#### PROBLEM DESCRIPTION:
Retype the listing that follows, exactly as written.

— start DATASET CONTENT —

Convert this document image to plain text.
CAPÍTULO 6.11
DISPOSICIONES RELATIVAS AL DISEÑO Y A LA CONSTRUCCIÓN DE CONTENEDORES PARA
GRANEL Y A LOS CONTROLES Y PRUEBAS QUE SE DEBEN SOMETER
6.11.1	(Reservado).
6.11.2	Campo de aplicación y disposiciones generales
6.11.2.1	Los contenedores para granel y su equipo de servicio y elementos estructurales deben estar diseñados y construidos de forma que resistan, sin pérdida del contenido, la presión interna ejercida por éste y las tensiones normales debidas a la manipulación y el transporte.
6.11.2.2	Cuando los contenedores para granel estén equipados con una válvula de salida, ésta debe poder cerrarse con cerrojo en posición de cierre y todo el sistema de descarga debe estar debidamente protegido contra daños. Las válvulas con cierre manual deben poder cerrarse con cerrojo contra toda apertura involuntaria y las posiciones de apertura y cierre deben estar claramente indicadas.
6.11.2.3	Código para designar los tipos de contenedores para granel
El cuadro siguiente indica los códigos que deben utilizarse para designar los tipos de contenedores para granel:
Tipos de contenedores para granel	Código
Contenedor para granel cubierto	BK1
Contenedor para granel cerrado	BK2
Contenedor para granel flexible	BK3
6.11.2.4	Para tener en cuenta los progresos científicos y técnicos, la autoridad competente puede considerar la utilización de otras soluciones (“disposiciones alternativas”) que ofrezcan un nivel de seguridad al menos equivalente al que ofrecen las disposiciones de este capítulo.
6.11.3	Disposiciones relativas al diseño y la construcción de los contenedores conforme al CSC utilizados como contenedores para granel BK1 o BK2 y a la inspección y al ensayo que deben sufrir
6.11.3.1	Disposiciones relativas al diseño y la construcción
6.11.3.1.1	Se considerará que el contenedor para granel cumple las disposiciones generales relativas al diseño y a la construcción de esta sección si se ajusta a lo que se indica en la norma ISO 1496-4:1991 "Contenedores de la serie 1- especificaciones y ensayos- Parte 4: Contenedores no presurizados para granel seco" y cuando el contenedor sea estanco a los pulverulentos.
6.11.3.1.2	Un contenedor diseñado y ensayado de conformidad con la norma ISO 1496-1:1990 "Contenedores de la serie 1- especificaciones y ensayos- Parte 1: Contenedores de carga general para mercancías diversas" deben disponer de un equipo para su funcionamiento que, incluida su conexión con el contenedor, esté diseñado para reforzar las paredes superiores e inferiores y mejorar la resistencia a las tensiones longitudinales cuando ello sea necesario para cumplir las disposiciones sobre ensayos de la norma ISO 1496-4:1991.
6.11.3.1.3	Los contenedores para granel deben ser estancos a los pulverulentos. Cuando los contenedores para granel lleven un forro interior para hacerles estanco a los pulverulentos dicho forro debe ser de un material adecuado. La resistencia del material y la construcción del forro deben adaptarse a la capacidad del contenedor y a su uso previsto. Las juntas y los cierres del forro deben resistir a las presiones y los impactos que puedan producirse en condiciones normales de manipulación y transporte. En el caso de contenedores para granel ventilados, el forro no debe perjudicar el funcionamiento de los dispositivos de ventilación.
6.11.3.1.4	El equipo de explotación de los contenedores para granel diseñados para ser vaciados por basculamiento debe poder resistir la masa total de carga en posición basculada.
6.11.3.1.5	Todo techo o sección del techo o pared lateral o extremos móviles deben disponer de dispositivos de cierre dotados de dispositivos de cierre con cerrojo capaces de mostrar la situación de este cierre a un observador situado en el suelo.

— end DATASET CONTENT —

#### CORRECT RESULT:
Convert this document image to plain text.
CAPÍTULO 6.11
DISPOSICIONES RELATIVAS AL DISEÑO Y A LA CONSTRUCCIÓN DE CONTENEDORES PARA
GRANEL Y A LOS CONTROLES Y PRUEBAS QUE SE DEBEN SOMETER
6.11.1	(Reservado).
6.11.2	Campo de aplicación y disposiciones generales
6.11.2.1	Los contenedores para granel y su equipo de servicio y elementos estructurales deben estar diseñados y construidos de forma que resistan, sin pérdida del contenido, la presión interna ejercida por éste y las tensiones normales debidas a la manipulación y el transporte.
6.11.2.2	Cuando los contenedores para granel estén equipados con una válvula de salida, ésta debe poder cerrarse con cerrojo en posición de cierre y todo el sistema de descarga debe estar debidamente protegido contra daños. Las válvulas con cierre manual deben poder cerrarse con cerrojo contra toda apertura involuntaria y las posiciones de apertura y cierre deben estar claramente indicadas.
6.11.2.3	Código para designar los tipos de contenedores para granel
El cuadro siguiente indica los códigos que deben utilizarse para designar los tipos de contenedores para granel:
Tipos de contenedores para granel	Código
Contenedor para granel cubierto	BK1
Contenedor para granel cerrado	BK2
Contenedor para granel flexible	BK3
6.11.2.4	Para tener en cuenta los progresos científicos y técnicos, la autoridad competente puede considerar la utilización de otras soluciones (“disposiciones alternativas”) que ofrezcan un nivel de seguridad al menos equivalente al que ofrecen las disposiciones de este capítulo.
6.11.3	Disposiciones relativas al diseño y la construcción de los contenedores conforme al CSC utilizados como contenedores para granel BK1 o BK2 y a la inspección y al ensayo que deben sufrir
6.11.3.1	Disposiciones relativas al diseño y la construcción
6.11.3.1.1	Se considerará que el contenedor para granel cumple las disposiciones generales relativas al diseño y a la construcción de esta sección si se ajusta a lo que se indica en la norma ISO 1496-4:1991 "Contenedores de la serie 1- especificaciones y ensayos- Parte 4: Contenedores no presurizados para granel seco" y cuando el contenedor sea estanco a los pulverulentos.
6.11.3.1.2	Un contenedor diseñado y ensayado de conformidad con la norma ISO 1496-1:1990 "Contenedores de la serie 1- especificaciones y ensayos- Parte 1: Contenedores de carga general para mercancías diversas" deben disponer de un equipo para su funcionamiento que, incluida su conexión con el contenedor, esté diseñado para reforzar las paredes superiores e inferiores y mejorar la resistencia a las tensiones longitudinales cuando ello sea necesario para cumplir las disposiciones sobre ensayos de la norma ISO 1496-4:1991.
6.11.3.1.3	Los contenedores para granel deben ser estancos a los pulverulentos. Cuando los contenedores para granel lleven un forro interior para hacerles estanco a los pulverulentos dicho forro debe ser de un material adecuado. La resistencia del material y la construcción del forro deben adaptarse a la capacidad del contenedor y a su uso previsto. Las juntas y los cierres del forro deben resistir a las presiones y los impactos que puedan producirse en condiciones normales de manipulación y transporte. En el caso de contenedores para granel ventilados, el forro no debe perjudicar el funcionamiento de los dispositivos de ventilación.
6.11.3.1.4	El equipo de explotación de los contenedores para granel diseñados para ser vaciados por basculamiento debe poder resistir la masa total de carga en posición basculada.
6.11.3.1.5	Todo techo o sección del techo o pared lateral o extremos móviles deben disponer de dispositivos de cierre dotados de dispositivos de cierre con cerrojo capaces de mostrar la situación de este cierre a un observador situado en el suelo.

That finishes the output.